**Information provided**
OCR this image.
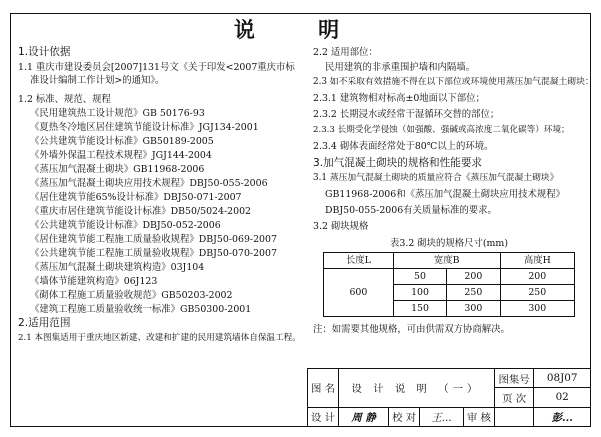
说 明
1.设计依据

1.1 重庆市建设委员会[2007]131号文《关于印发<2007重庆市标

准设计编制工作计划>的通知》。

1.2 标准、规范、规程

《民用建筑热工设计规范》GB 50176-93
《夏热冬冷地区居住建筑节能设计标准》JGJ134-2001
《公共建筑节能设计标准》GB50189-2005
《外墙外保温工程技术规程》JGJ144-2004
《蒸压加气混凝土砌块》GB11968-2006
《蒸压加气混凝土砌块应用技术规程》DBJ50-055-2006
《居住建筑节能65%设计标准》DBJ50-071-2007
《重庆市居住建筑节能设计标准》DB50/5024-2002
《公共建筑节能设计标准》DBJ50-052-2006
《居住建筑节能工程施工质量验收规程》DBJ50-069-2007
《公共建筑节能工程施工质量验收规程》DBJ50-070-2007
《蒸压加气混凝土砌块建筑构造》03J104
《墙体节能建筑构造》06J123
《砌体工程施工质量验收规范》GB50203-2002
《建筑工程施工质量验收统一标准》GB50300-2001
2.适用范围

2.1 本图集适用于重庆地区新建、改建和扩建的民用建筑墙体自保温工程。

2.2 适用部位：

民用建筑的非承重围护墙和内隔墙。

2.3 如不采取有效措施不得在以下部位或环境使用蒸压加气混凝土砌块：

2.3.1 建筑物相对标高±0地面以下部位；

2.3.2 长期浸水或经常干湿循环交替的部位；

2.3.3 长期受化学侵蚀（如强酸、强碱或高浓度二氧化碳等）环境；

2.3.4 砌体表面经常处于80℃以上的环境。

3.加气混凝土砌块的规格和性能要求

3.1 蒸压加气混凝土砌块的质量应符合《蒸压加气混凝土砌块》

GB11968-2006和《蒸压加气混凝土砌块应用技术规程》

DBJ50-055-2006有关质量标准的要求。

3.2 砌块规格

表3.2 砌块的规格尺寸(mm)
长度L	宽度B		高度H
600	50	200	200
	100	250	250
	150	300	300

注：如需要其他规格，可由供需双方协商解决。

图 名	设 计 说 明 （一）				图集号	08J07
					页 次	02
设 计	周 静	校 对	王...	审 核		彭...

**What the task asks**
Extract each line holding the word "公共建筑节能设计标准" from the records.

**Full response**
《公共建筑节能设计标准》GB50189-2005
《公共建筑节能设计标准》DBJ50-052-2006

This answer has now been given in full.